-- THE TASK --
Show every line in the records below that contains the word "Windows".

(Dataset records)
━━━━━━

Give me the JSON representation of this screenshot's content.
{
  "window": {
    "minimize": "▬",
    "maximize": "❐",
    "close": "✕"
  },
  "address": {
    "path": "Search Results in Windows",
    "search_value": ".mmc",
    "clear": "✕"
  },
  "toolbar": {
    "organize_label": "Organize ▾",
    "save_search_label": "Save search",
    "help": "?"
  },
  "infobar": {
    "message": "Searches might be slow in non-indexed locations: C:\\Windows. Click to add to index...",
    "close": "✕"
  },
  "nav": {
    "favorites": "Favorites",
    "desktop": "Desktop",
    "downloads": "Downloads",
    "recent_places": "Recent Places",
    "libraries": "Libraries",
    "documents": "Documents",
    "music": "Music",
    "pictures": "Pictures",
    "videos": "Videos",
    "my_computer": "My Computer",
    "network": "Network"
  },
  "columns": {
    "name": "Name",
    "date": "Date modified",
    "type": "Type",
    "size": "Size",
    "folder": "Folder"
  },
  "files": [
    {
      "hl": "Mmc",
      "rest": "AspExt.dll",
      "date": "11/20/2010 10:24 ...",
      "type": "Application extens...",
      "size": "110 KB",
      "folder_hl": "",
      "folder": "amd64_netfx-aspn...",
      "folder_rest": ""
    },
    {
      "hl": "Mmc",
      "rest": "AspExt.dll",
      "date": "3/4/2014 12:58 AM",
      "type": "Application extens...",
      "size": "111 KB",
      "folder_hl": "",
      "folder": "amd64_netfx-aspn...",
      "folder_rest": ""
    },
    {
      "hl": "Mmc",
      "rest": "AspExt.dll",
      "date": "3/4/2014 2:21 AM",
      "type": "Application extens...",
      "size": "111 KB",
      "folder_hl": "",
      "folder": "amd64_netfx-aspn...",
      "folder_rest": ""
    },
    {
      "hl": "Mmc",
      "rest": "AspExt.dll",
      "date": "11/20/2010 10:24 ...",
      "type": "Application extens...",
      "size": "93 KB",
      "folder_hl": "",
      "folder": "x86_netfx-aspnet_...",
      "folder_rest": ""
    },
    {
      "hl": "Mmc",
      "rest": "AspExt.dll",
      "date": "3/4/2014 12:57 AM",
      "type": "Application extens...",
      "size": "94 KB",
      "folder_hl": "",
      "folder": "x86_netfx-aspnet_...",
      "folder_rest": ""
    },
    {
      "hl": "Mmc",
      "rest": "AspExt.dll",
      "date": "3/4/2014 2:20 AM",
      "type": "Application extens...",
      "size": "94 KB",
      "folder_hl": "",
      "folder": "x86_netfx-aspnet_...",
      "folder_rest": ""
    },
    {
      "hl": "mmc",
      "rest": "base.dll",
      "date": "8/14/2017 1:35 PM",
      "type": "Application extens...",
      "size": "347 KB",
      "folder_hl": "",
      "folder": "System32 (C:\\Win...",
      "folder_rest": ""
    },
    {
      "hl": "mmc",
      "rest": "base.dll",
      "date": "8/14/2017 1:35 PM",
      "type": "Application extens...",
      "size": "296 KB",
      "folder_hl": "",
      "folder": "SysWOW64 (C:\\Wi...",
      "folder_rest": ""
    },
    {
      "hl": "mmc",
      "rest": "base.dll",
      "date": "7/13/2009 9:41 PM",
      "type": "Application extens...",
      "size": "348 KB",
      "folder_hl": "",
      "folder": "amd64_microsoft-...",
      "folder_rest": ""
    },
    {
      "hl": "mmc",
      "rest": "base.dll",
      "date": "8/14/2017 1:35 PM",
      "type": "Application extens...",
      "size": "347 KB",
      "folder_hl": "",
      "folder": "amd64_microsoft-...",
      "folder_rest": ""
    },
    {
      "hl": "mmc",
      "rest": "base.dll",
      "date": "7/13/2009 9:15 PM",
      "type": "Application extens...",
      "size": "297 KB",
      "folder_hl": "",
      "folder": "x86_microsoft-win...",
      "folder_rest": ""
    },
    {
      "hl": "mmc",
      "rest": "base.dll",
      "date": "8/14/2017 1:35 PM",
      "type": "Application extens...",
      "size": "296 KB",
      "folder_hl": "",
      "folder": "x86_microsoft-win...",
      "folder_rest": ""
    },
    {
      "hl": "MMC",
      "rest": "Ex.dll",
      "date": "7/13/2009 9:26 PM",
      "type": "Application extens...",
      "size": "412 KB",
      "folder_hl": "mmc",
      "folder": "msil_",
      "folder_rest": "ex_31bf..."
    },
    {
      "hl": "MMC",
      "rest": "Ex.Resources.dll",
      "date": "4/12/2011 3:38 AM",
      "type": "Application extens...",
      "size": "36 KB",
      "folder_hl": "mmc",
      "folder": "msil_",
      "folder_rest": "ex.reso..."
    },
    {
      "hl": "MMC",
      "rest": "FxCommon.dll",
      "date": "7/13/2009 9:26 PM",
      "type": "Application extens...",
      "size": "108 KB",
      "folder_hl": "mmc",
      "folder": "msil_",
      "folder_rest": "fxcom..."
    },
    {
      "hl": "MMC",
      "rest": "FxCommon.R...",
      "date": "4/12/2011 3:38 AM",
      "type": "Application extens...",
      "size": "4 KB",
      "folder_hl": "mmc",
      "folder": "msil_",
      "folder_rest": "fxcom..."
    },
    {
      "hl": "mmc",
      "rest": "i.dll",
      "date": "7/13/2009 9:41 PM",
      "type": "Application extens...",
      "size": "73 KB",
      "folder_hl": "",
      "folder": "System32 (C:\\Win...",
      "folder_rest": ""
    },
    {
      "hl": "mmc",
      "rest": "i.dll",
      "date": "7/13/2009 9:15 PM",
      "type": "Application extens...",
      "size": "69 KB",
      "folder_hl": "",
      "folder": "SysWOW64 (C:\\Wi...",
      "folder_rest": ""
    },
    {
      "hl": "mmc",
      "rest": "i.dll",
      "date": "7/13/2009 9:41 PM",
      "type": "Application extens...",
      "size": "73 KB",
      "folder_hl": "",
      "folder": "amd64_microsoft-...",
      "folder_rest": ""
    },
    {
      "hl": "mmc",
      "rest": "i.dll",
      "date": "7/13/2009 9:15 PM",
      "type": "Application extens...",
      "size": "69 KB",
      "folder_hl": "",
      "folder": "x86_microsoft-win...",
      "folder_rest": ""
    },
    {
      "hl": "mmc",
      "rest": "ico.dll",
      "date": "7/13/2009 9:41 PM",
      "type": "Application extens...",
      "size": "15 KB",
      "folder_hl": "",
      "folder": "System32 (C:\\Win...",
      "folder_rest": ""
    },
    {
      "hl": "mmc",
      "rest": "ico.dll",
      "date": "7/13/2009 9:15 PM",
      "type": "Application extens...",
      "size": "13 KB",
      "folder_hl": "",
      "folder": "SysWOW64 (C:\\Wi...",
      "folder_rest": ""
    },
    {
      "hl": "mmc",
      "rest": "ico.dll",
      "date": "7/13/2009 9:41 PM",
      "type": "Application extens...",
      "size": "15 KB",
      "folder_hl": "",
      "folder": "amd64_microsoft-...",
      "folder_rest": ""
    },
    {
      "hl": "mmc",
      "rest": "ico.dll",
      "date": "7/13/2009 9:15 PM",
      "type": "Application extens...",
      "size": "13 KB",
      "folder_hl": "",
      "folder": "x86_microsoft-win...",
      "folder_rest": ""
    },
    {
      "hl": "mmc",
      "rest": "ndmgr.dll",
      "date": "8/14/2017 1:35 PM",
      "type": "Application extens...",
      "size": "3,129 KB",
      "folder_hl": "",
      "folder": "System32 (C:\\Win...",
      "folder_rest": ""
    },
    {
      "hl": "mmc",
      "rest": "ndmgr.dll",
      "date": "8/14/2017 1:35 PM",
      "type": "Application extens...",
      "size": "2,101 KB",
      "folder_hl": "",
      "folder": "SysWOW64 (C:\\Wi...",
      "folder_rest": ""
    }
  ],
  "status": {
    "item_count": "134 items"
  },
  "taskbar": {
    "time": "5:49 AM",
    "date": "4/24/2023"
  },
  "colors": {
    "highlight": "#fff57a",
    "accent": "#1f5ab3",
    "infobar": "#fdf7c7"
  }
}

━━━━━━

-- COMPLETED TASK --
    "path": "Search Results in Windows",
    "message": "Searches might be slow in non-indexed locations: C:\\Windows. Click to add to index...",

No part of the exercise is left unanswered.